#### RECORD EXTRACTS ####

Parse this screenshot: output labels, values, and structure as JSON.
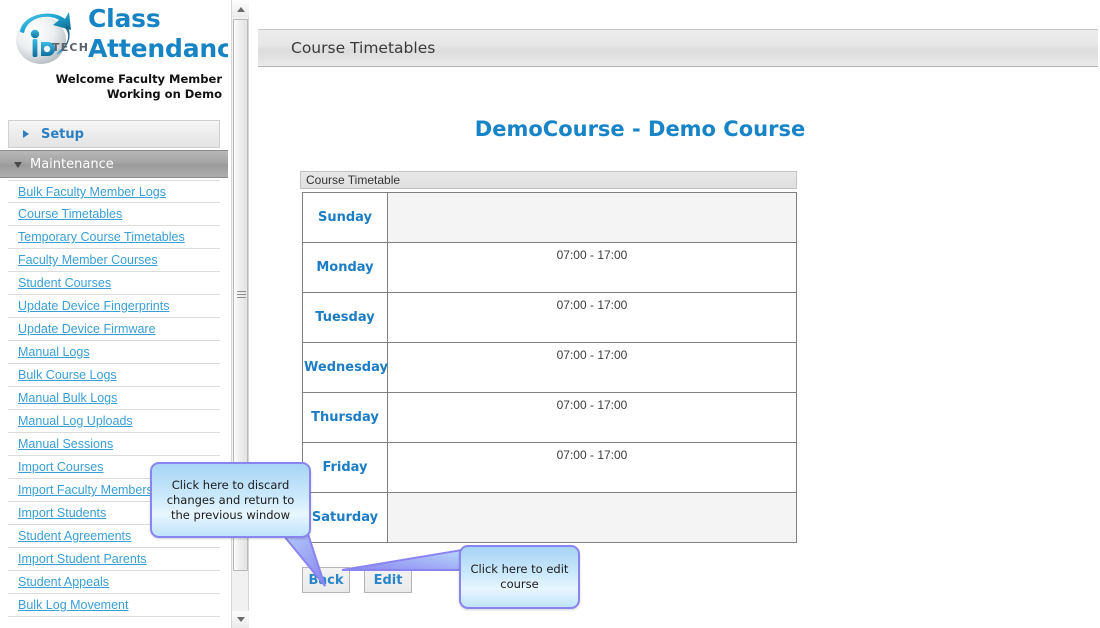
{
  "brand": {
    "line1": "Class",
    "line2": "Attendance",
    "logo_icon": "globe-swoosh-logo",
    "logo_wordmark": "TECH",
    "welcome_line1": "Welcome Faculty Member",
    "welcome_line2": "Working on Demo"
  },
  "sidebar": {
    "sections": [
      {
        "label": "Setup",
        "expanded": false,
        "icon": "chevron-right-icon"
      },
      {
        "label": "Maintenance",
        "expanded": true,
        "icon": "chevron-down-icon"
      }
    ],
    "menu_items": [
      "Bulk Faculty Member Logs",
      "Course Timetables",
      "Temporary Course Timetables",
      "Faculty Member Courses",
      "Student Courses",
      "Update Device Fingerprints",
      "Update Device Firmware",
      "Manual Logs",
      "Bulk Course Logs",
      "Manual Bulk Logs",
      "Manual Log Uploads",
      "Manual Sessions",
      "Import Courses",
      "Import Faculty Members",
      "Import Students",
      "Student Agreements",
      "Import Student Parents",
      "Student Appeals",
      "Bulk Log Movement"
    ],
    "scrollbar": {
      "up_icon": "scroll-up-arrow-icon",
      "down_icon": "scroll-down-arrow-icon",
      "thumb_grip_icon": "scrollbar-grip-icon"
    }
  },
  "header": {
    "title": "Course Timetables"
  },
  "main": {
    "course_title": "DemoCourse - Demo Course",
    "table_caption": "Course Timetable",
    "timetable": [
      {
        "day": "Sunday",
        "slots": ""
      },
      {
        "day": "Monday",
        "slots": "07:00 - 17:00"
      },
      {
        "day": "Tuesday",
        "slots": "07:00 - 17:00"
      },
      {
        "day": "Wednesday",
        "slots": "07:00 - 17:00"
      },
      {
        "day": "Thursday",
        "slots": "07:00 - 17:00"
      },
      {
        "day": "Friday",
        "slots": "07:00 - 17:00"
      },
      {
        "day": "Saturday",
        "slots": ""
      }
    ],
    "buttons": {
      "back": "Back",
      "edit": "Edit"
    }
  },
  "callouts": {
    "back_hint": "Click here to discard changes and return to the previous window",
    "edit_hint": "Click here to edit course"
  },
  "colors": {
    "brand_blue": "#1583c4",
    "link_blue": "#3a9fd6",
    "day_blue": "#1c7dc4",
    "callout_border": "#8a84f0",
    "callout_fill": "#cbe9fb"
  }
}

####

• **GIVEN EXERCISE**: Reproduce all the entries that precede this task, word for word, minus any pictures.

• **REPLY**:
Parse this screenshot: output labels, values, and structure as JSON.
{
  "brand": {
    "line1": "Class",
    "line2": "Attendance",
    "logo_icon": "globe-swoosh-logo",
    "logo_wordmark": "TECH",
    "welcome_line1": "Welcome Faculty Member",
    "welcome_line2": "Working on Demo"
  },
  "sidebar": {
    "sections": [
      {
        "label": "Setup",
        "expanded": false,
        "icon": "chevron-right-icon"
      },
      {
        "label": "Maintenance",
        "expanded": true,
        "icon": "chevron-down-icon"
      }
    ],
    "menu_items": [
      "Bulk Faculty Member Logs",
      "Course Timetables",
      "Temporary Course Timetables",
      "Faculty Member Courses",
      "Student Courses",
      "Update Device Fingerprints",
      "Update Device Firmware",
      "Manual Logs",
      "Bulk Course Logs",
      "Manual Bulk Logs",
      "Manual Log Uploads",
      "Manual Sessions",
      "Import Courses",
      "Import Faculty Members",
      "Import Students",
      "Student Agreements",
      "Import Student Parents",
      "Student Appeals",
      "Bulk Log Movement"
    ],
    "scrollbar": {
      "up_icon": "scroll-up-arrow-icon",
      "down_icon": "scroll-down-arrow-icon",
      "thumb_grip_icon": "scrollbar-grip-icon"
    }
  },
  "header": {
    "title": "Course Timetables"
  },
  "main": {
    "course_title": "DemoCourse - Demo Course",
    "table_caption": "Course Timetable",
    "timetable": [
      {
        "day": "Sunday",
        "slots": ""
      },
      {
        "day": "Monday",
        "slots": "07:00 - 17:00"
      },
      {
        "day": "Tuesday",
        "slots": "07:00 - 17:00"
      },
      {
        "day": "Wednesday",
        "slots": "07:00 - 17:00"
      },
      {
        "day": "Thursday",
        "slots": "07:00 - 17:00"
      },
      {
        "day": "Friday",
        "slots": "07:00 - 17:00"
      },
      {
        "day": "Saturday",
        "slots": ""
      }
    ],
    "buttons": {
      "back": "Back",
      "edit": "Edit"
    }
  },
  "callouts": {
    "back_hint": "Click here to discard changes and return to the previous window",
    "edit_hint": "Click here to edit course"
  },
  "colors": {
    "brand_blue": "#1583c4",
    "link_blue": "#3a9fd6",
    "day_blue": "#1c7dc4",
    "callout_border": "#8a84f0",
    "callout_fill": "#cbe9fb"
  }
}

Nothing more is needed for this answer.